1.2         In this paper, I shall discuss briefly the concept of transfer pricing, the implications of its manipulation, and attempt to give recommendations for improving the Indian TP regime.
2             The Concept
2.1         TP relates to the pricing of transactions (such as transfer of goods, services, intangibles and funds) that take place within affiliate segments of a group company in different tax jurisdictions. To illustrate this, let us suppose a subsidiary company, resident in country ‘A’ (which has a tax rate of, say, 40%) manufactures goods and transfers them to its parent company in country ‘B’ (which has a tax rate of 20%) for trading. In order to increase the overall profits of the group company, it will seek to supply the goods at prices which are lower than the market price. So, in effect, the subsidiary company in country ‘A’ will have lower profits and [therefore,] a lower tax incidence whereas the parent company in country ‘B’ is affected in the opposite manner – higher profits due to low costs, but lower taxes because of the tax rate - which illustrates the importance of TP from a taxation perspective. However, TP transactions can be much more complex than the example above and usually involve deliberations on inter related variables and the weighing of regulatory and other constraints.
2.2         Nowadays, tax revenue authorities have become more vigilant about TP issues as TP transactions form a considerable part of the tax base of all countries. Compared to other countries, India is a late entrant in the field of regulating TP. The Finance Act, 2001 introduced provisions regulating TP in the Income Tax Act, 1961 with effect from 1 April, 2001. Prior to this amendment, a limited provision regulating transfer pricing did exist in section 92 of the Act. However, this was very often not strictly complied with by businesses as there were no rules or guidance available regarding its implementation. However, the 2001 amendment, which defined ‘associated enterprise’ and ‘international transaction’ for the first time, has brought much needed clarity to the law. There is greater respect among businesses (including MNEs) for the expertise of the Indian tax authorities in handling the complexities involved in TP transactions.
2.3         MNEs have to keep in mind multiple factors in deciding their TP strategies. Some of them are:
2.3.1        Tax jurisdiction: Profit is a function of price. As a result, charging higher prices in a higher tax jurisdiction results in a low tax base and relatively higher profits in a lower tax jurisdiction.
2.3.2        Import duties: Usually, low prices of commodities attract low import duties in countries where custom duties form a major part of tax revenues.
2.3.3        Thin Capitalization: MNEs also have the option of thinly capitalizing some of its constituent entities by making investments as loans instead of equity to avail tax benefits. This mechanism would usually involve a foreign affiliate of a group company making an investment in a domestic affiliate of the company in the form of loans. As a result, the company’s debt-equity ratio increases, i.e. it becomes thinly capitalized. Thin capitalization can be part of a larger TP strategy. MNEs make iniquitous use of this method to avail of tax benefits since interest on loans is deductible while calculating taxable income. In India, there is no formalized provision regulating thin capitalization under the law, but there are some related provisions regarding permissible debt in the Foreign Exchange Management Act, 1999 (FEMA), which act as alternative mechanisms to reduce such practices.

§

* _Brief 1_
Reproduce word for word the portion of the transfer pricing passage that opens with the words containing "2.3.2        Import duties: Usually, low" and closes with "of tax revenues.".
* _Brief 2_
According to the transfer pricing passage, from what date did the provisions introduced by the Finance Act, 2001 take effect?
* _Brief 3_
Name every statute that the transfer pricing passage mentions by name.
The rows after the transfer pricing passage come from a separate source.

§

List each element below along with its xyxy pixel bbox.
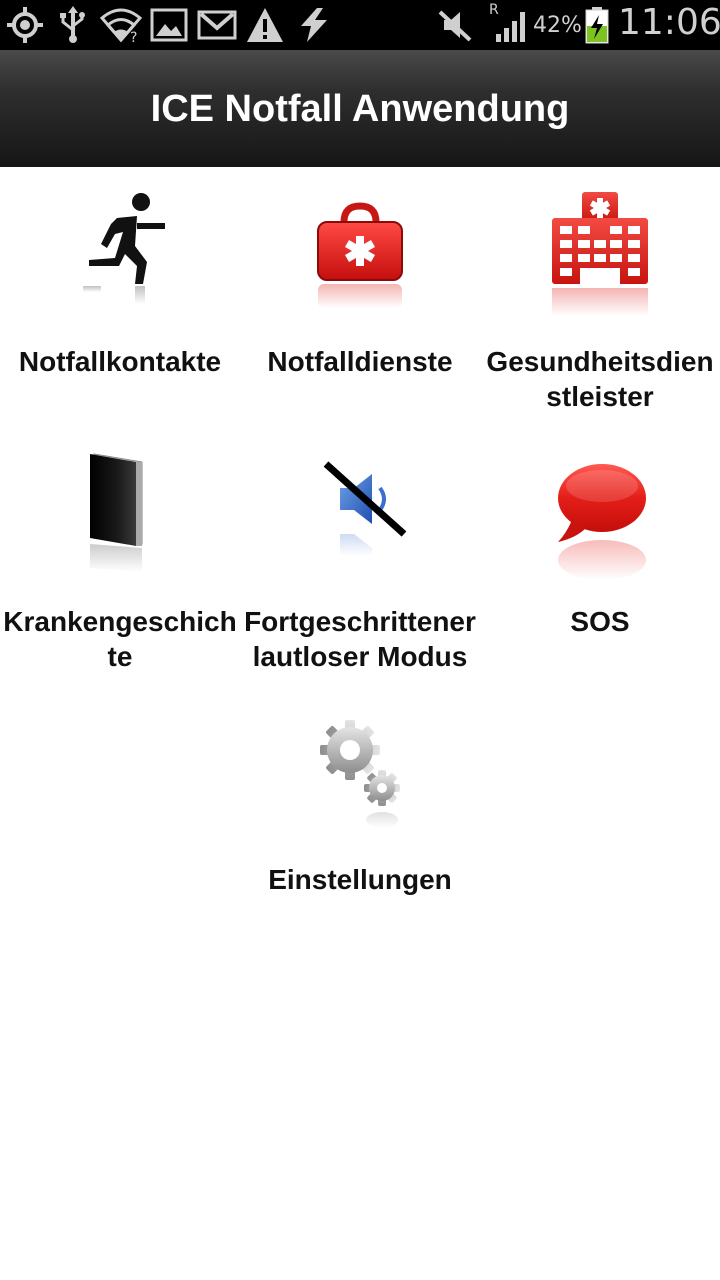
clock: 11:06 <box>618 2 720 43</box>
tile-notfallkontakte[interactable]: Notfallkontakte <box>0 180 240 420</box>
tile-label: SOS <box>570 606 630 637</box>
mute-icon <box>438 10 472 42</box>
svg-text:?: ? <box>130 30 137 44</box>
speech-bubble-icon <box>558 464 646 580</box>
usb-icon <box>60 6 85 43</box>
tile-label: Einstellungen <box>268 864 452 895</box>
sync-icon <box>301 8 327 42</box>
tile-lautloser-modus[interactable]: Fortgeschrittener lautloser Modus <box>240 440 480 680</box>
battery-percent: 42% <box>533 13 582 38</box>
tile-label: Notfallkontakte <box>18 346 222 377</box>
warning-icon <box>247 8 283 42</box>
gmail-icon <box>197 10 237 40</box>
running-man-icon <box>83 193 165 304</box>
tile-krankengeschichte[interactable]: Krankengeschich te <box>0 440 240 680</box>
book-icon <box>90 453 143 572</box>
tile-sos[interactable]: SOS <box>480 440 720 680</box>
wifi-icon: ? <box>100 8 142 44</box>
tile-einstellungen[interactable]: Einstellungen <box>240 700 480 920</box>
status-bar: ? R 42% 11:06 <box>0 0 720 50</box>
battery-icon <box>585 7 609 44</box>
tile-gesundheitsdienstleister[interactable]: Gesundheitsdien stleister <box>480 180 720 420</box>
tile-notfalldienste[interactable]: Notfalldienste <box>240 180 480 420</box>
hospital-icon <box>552 192 648 316</box>
first-aid-kit-icon <box>317 202 403 308</box>
image-icon <box>150 8 188 42</box>
tile-label: Fortgeschrittener lautloser Modus <box>244 606 476 672</box>
tile-label: Gesundheitsdien stleister <box>486 346 714 412</box>
muted-speaker-icon <box>323 461 407 556</box>
signal-icon <box>496 12 525 42</box>
tile-label: Notfalldienste <box>267 346 453 377</box>
gps-icon <box>7 7 43 43</box>
app-title: ICE Notfall Anwendung <box>150 88 570 130</box>
gears-icon <box>320 720 400 828</box>
tile-label: Krankengeschich te <box>3 606 237 672</box>
app-title-bar: ICE Notfall Anwendung <box>0 50 720 167</box>
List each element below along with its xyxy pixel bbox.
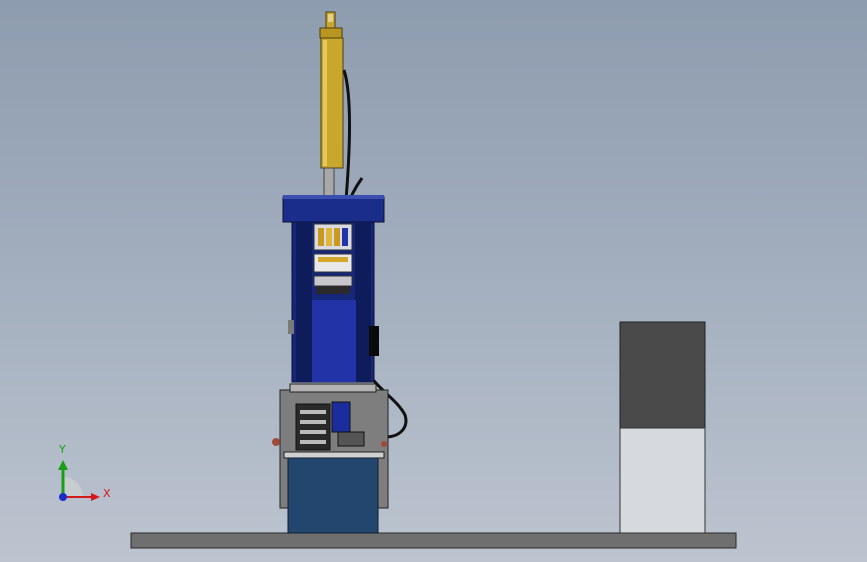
side-cabinet-top (619, 321, 706, 429)
side-cabinet (619, 321, 706, 534)
cad-model-view[interactable] (0, 0, 867, 562)
hydraulic-tank (272, 383, 389, 534)
side-cabinet-bottom (619, 427, 706, 534)
hydraulic-cylinder (319, 11, 344, 197)
base-plate (130, 532, 737, 549)
z-axis-dot (59, 493, 67, 501)
x-axis-label: X (103, 487, 111, 500)
control-panel (313, 223, 353, 294)
coordinate-triad (58, 460, 100, 501)
y-axis-label: Y (59, 443, 66, 456)
graphics-viewport[interactable]: X Y (0, 0, 867, 562)
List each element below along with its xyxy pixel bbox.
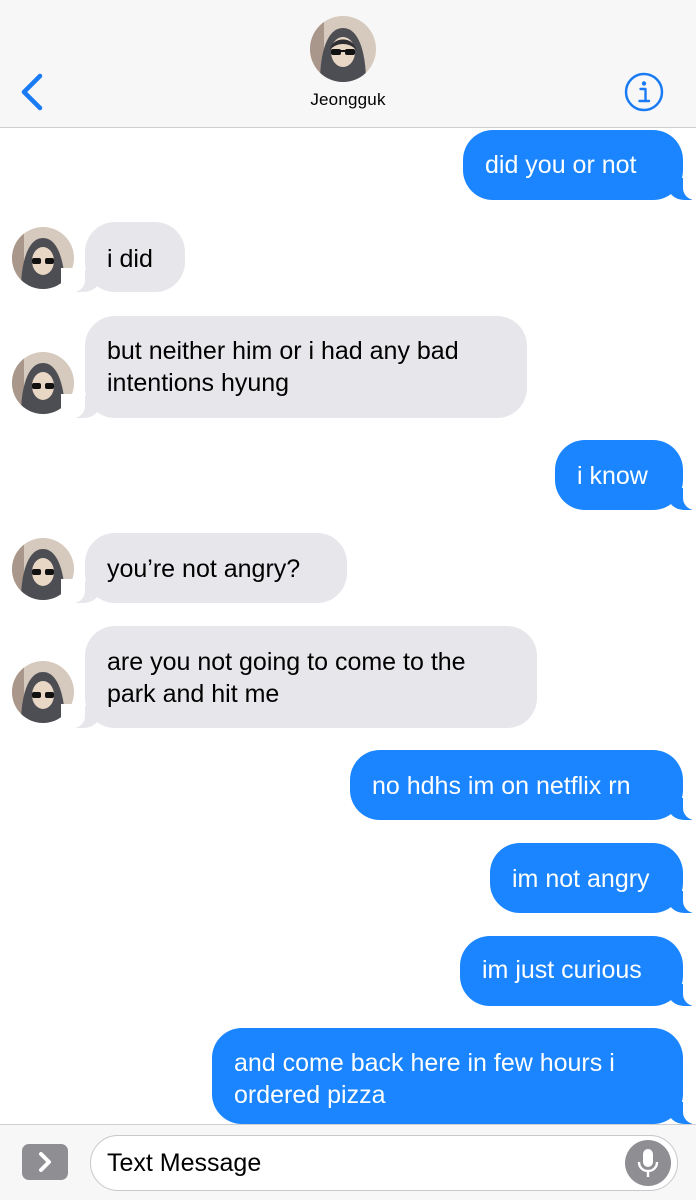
contact-avatar[interactable] (310, 16, 376, 82)
info-circle-icon (624, 72, 664, 112)
message-bubble-received[interactable]: you’re not angry? (61, 533, 347, 603)
contact-name[interactable]: Jeongguk (0, 90, 696, 110)
message-text: im just curious (482, 956, 642, 984)
message-text: did you or not (485, 151, 637, 179)
dictation-button[interactable] (625, 1140, 671, 1186)
message-text: you’re not angry? (107, 555, 301, 583)
apps-button[interactable] (22, 1144, 68, 1180)
message-text: ordered pizza (234, 1081, 386, 1109)
message-bubble-sent[interactable]: did you or not (463, 130, 696, 200)
message-text: park and hit me (107, 680, 280, 708)
message-text: no hdhs im on netflix rn (372, 772, 631, 800)
conversation-header: Jeongguk (0, 0, 696, 128)
message-input-placeholder: Text Message (107, 1149, 262, 1177)
chevron-right-icon (39, 1152, 51, 1172)
message-text: are you not going to come to the (107, 648, 466, 676)
message-text: im not angry (512, 865, 650, 893)
message-bubble-received[interactable]: i did (61, 222, 185, 292)
message-text: i know (577, 462, 648, 490)
message-bubble-sent[interactable]: im just curious (460, 936, 696, 1006)
message-text: and come back here in few hours i (234, 1049, 615, 1077)
composer-bar: Text Message (0, 1124, 696, 1200)
info-button[interactable] (622, 70, 666, 114)
message-bubble-sent[interactable]: and come back here in few hours i ordere… (212, 1028, 696, 1124)
message-text: but neither him or i had any bad (107, 337, 459, 365)
message-bubble-sent[interactable]: no hdhs im on netflix rn (350, 750, 696, 820)
microphone-icon (625, 1140, 671, 1186)
message-bubble-received[interactable]: are you not going to come to the park an… (61, 626, 537, 728)
message-text: i did (107, 245, 153, 273)
message-input[interactable]: Text Message (90, 1135, 678, 1191)
message-text: intentions hyung (107, 369, 290, 397)
message-bubble-received[interactable]: but neither him or i had any bad intenti… (61, 316, 527, 418)
message-bubble-sent[interactable]: im not angry (490, 843, 696, 913)
message-bubble-sent[interactable]: i know (555, 440, 696, 510)
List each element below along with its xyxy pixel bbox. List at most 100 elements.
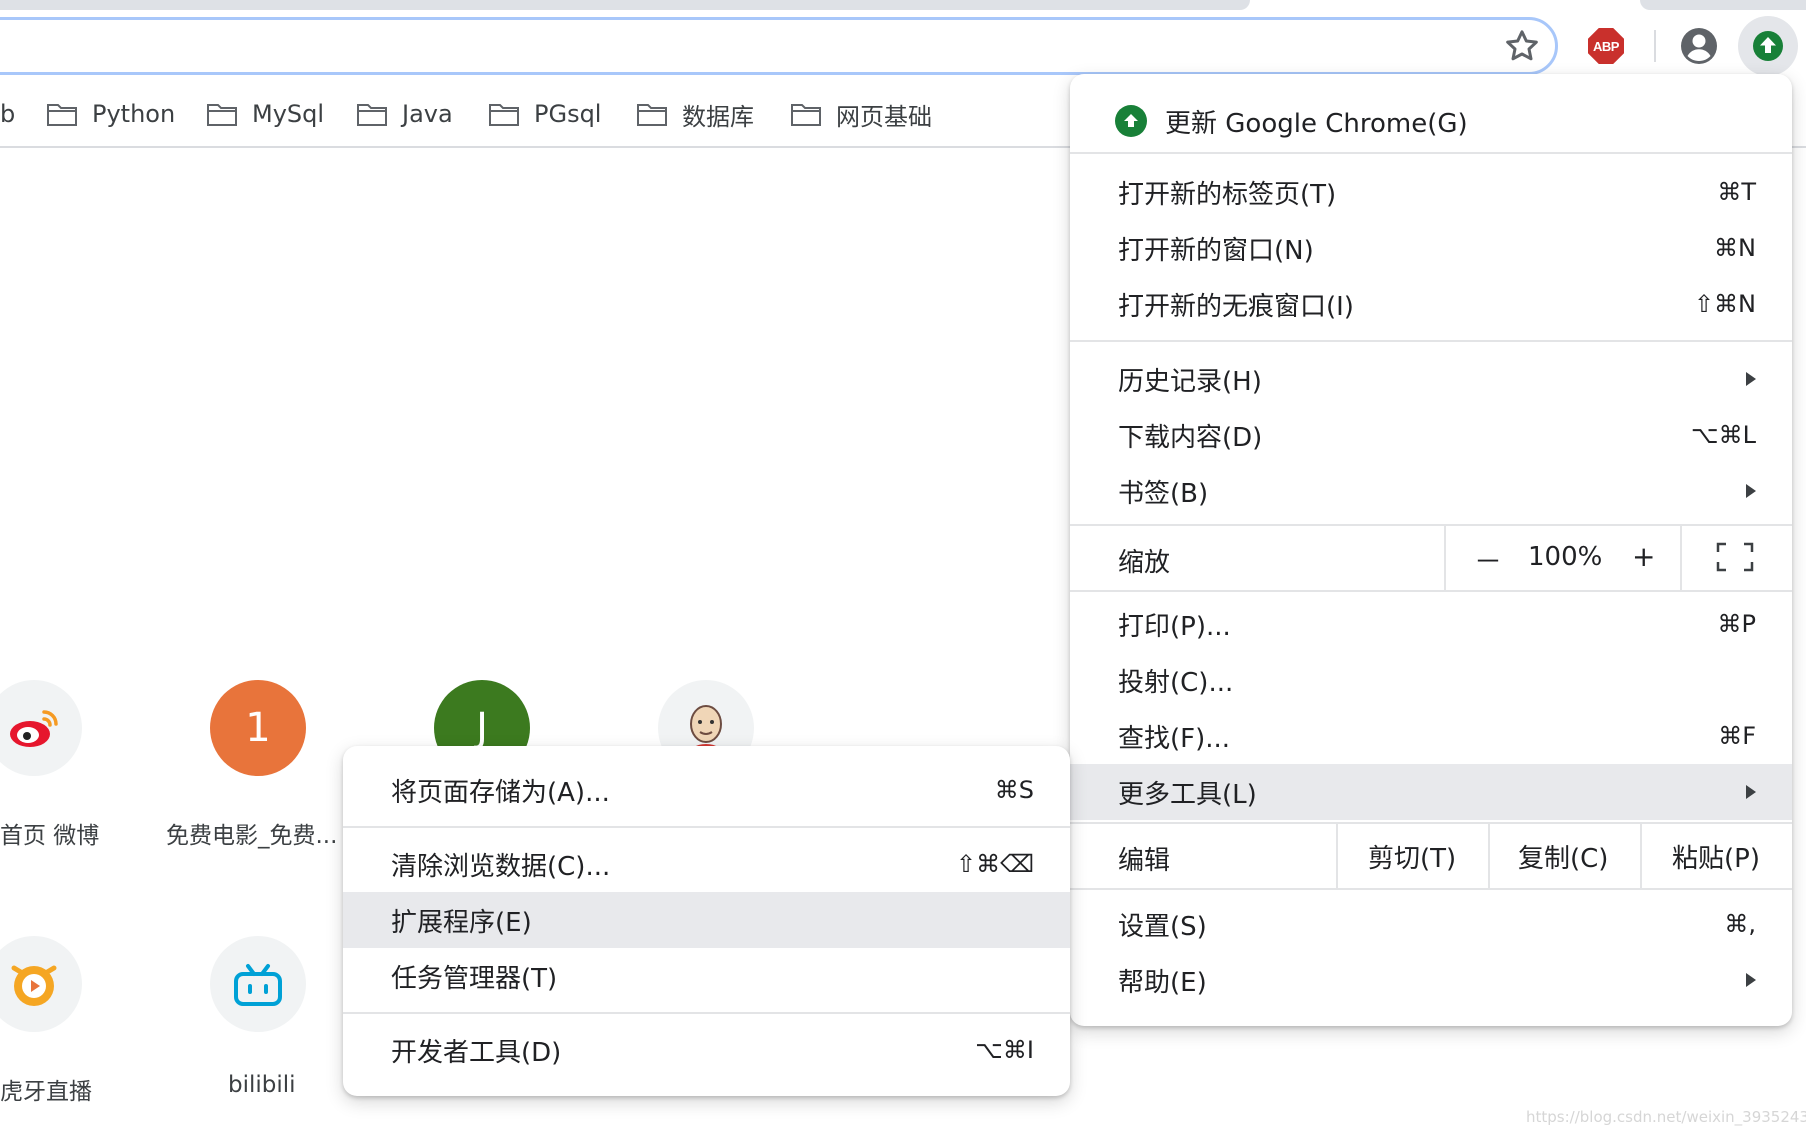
menu-item-cast[interactable]: 投射(C)... [1070, 652, 1792, 708]
menu-shortcut: ⌥⌘L [1690, 421, 1756, 449]
edit-label: 编辑 [1118, 846, 1171, 876]
menu-label: 任务管理器(T) [391, 963, 558, 994]
menu-label: 清除浏览数据(C)... [391, 851, 611, 882]
menu-item-history[interactable]: 历史记录(H) [1070, 351, 1792, 407]
zoom-divider [1680, 526, 1682, 590]
zoom-level: 100% [1528, 542, 1603, 572]
zoom-in-button[interactable]: + [1632, 540, 1655, 573]
shortcut-glyph: J [476, 705, 488, 751]
menu-shortcut: ⌘N [1714, 234, 1756, 262]
bookmark-star-icon[interactable] [1502, 26, 1542, 66]
bookmark-label: b [0, 100, 16, 128]
menu-item-save-page[interactable]: 将页面存储为(A)... ⌘S [343, 762, 1070, 818]
folder-icon [357, 104, 387, 126]
toolbar-separator [1654, 30, 1656, 62]
paste-button[interactable]: 粘贴(P) [1672, 838, 1760, 875]
bookmark-label: MySql [252, 100, 325, 128]
shortcut-label: 免费电影_免费... [166, 823, 338, 849]
menu-label: 查找(F)... [1118, 723, 1231, 754]
zoom-row: 缩放 － 100% + [1070, 526, 1792, 590]
shortcut-label: 虎牙直播 [0, 1079, 92, 1105]
edit-divider [1336, 824, 1338, 888]
menu-separator [1070, 340, 1792, 342]
menu-label: 打印(P)... [1118, 611, 1231, 642]
menu-label: 打开新的标签页(T) [1118, 179, 1337, 210]
menu-label: 扩展程序(E) [391, 907, 532, 938]
menu-item-incognito[interactable]: 打开新的无痕窗口(I) ⇧⌘N [1070, 276, 1792, 332]
submenu-arrow-icon [1746, 973, 1756, 987]
menu-label: 更多工具(L) [1118, 779, 1257, 810]
menu-label: 打开新的窗口(N) [1118, 235, 1314, 266]
watermark: https://blog.csdn.net/weixin_39352438 [1526, 1108, 1806, 1126]
menu-label: 投射(C)... [1118, 667, 1234, 698]
menu-item-task-manager[interactable]: 任务管理器(T) [343, 948, 1070, 1004]
menu-shortcut: ⇧⌘⌫ [955, 850, 1034, 878]
edit-divider [1488, 824, 1490, 888]
shortcut-label: bilibili [228, 1072, 296, 1098]
cut-button[interactable]: 剪切(T) [1368, 838, 1456, 875]
huya-icon [11, 965, 57, 1006]
more-tools-submenu: 将页面存储为(A)... ⌘S 清除浏览数据(C)... ⇧⌘⌫ 扩展程序(E)… [343, 746, 1070, 1096]
address-bar[interactable] [0, 17, 1558, 75]
zoom-out-button[interactable]: － [1474, 540, 1502, 580]
bookmark-folder-mysql[interactable]: MySql [206, 94, 324, 134]
menu-item-extensions[interactable]: 扩展程序(E) [343, 892, 1070, 948]
menu-item-downloads[interactable]: 下载内容(D) ⌥⌘L [1070, 407, 1792, 463]
bookmark-folder-java[interactable]: Java [356, 94, 453, 134]
menu-label: 书签(B) [1118, 478, 1209, 509]
menu-item-new-window[interactable]: 打开新的窗口(N) ⌘N [1070, 220, 1792, 276]
shortcut-glyph: 1 [245, 705, 271, 751]
tab-strip-band-right [1640, 0, 1806, 10]
menu-separator [1070, 152, 1792, 154]
weibo-icon [10, 710, 58, 747]
bookmark-label: PGsql [534, 100, 602, 128]
shortcut-weibo[interactable] [0, 680, 82, 776]
menu-separator [1070, 590, 1792, 592]
menu-label: 开发者工具(D) [391, 1037, 562, 1068]
menu-shortcut: ⇧⌘N [1693, 290, 1756, 318]
submenu-arrow-icon [1746, 785, 1756, 799]
bookmark-folder-python[interactable]: Python [46, 94, 175, 134]
menu-item-new-tab[interactable]: 打开新的标签页(T) ⌘T [1070, 164, 1792, 220]
menu-label: 历史记录(H) [1118, 366, 1262, 397]
menu-shortcut: ⌘P [1717, 610, 1756, 638]
menu-item-settings[interactable]: 设置(S) ⌘, [1070, 896, 1792, 952]
adblock-icon[interactable]: ABP [1582, 22, 1630, 70]
bookmark-label: 网页基础 [836, 102, 932, 131]
menu-shortcut: ⌘F [1718, 722, 1756, 750]
menu-item-more-tools[interactable]: 更多工具(L) [1070, 764, 1792, 820]
bookmark-folder-web-basics[interactable]: 网页基础 [790, 94, 932, 134]
bookmark-folder-pgsql[interactable]: PGsql [488, 94, 601, 134]
edit-row: 编辑 剪切(T) 复制(C) 粘贴(P) [1070, 824, 1792, 888]
menu-item-find[interactable]: 查找(F)... ⌘F [1070, 708, 1792, 764]
menu-label: 打开新的无痕窗口(I) [1118, 291, 1354, 322]
copy-button[interactable]: 复制(C) [1518, 838, 1608, 875]
folder-icon [207, 104, 237, 126]
adblock-badge: ABP [1588, 28, 1624, 64]
submenu-arrow-icon [1746, 484, 1756, 498]
menu-item-help[interactable]: 帮助(E) [1070, 952, 1792, 1008]
folder-icon [637, 104, 667, 126]
menu-shortcut: ⌘S [994, 776, 1034, 804]
menu-item-clear-data[interactable]: 清除浏览数据(C)... ⇧⌘⌫ [343, 836, 1070, 892]
bookmark-folder-database[interactable]: 数据库 [636, 94, 754, 134]
folder-icon [489, 104, 519, 126]
bookmark-label: Java [402, 100, 453, 128]
menu-item-print[interactable]: 打印(P)... ⌘P [1070, 596, 1792, 652]
menu-label: 将页面存储为(A)... [391, 777, 610, 808]
bookmark-folder[interactable]: b [0, 94, 15, 134]
fullscreen-icon[interactable] [1716, 542, 1754, 576]
shortcut-label: 首页 微博 [0, 823, 100, 849]
profile-avatar-icon[interactable] [1675, 22, 1723, 70]
shortcut-movies[interactable]: 1 [210, 680, 306, 776]
menu-label: 帮助(E) [1118, 967, 1207, 998]
update-menu-icon[interactable] [1738, 16, 1798, 76]
menu-item-bookmarks[interactable]: 书签(B) [1070, 463, 1792, 519]
folder-icon [791, 104, 821, 126]
bookmark-label: 数据库 [682, 102, 754, 131]
update-chrome-item[interactable]: 更新 Google Chrome(G) [1070, 90, 1792, 152]
shortcut-huya[interactable] [0, 936, 82, 1032]
update-arrow-icon [1115, 105, 1147, 137]
shortcut-bilibili[interactable] [210, 936, 306, 1032]
menu-item-dev-tools[interactable]: 开发者工具(D) ⌥⌘I [343, 1022, 1070, 1078]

§

* _Correct result 1_
2.3.2        Import duties: Usually, low prices of commodities attract low import duties in countries where custom duties form a major part of tax revenues.

* _Correct result 2_
1 April, 2001

* _Correct result 3_
- Finance Act, 2001
- Income Tax Act, 1961
- Foreign Exchange Management Act, 1999 (FEMA)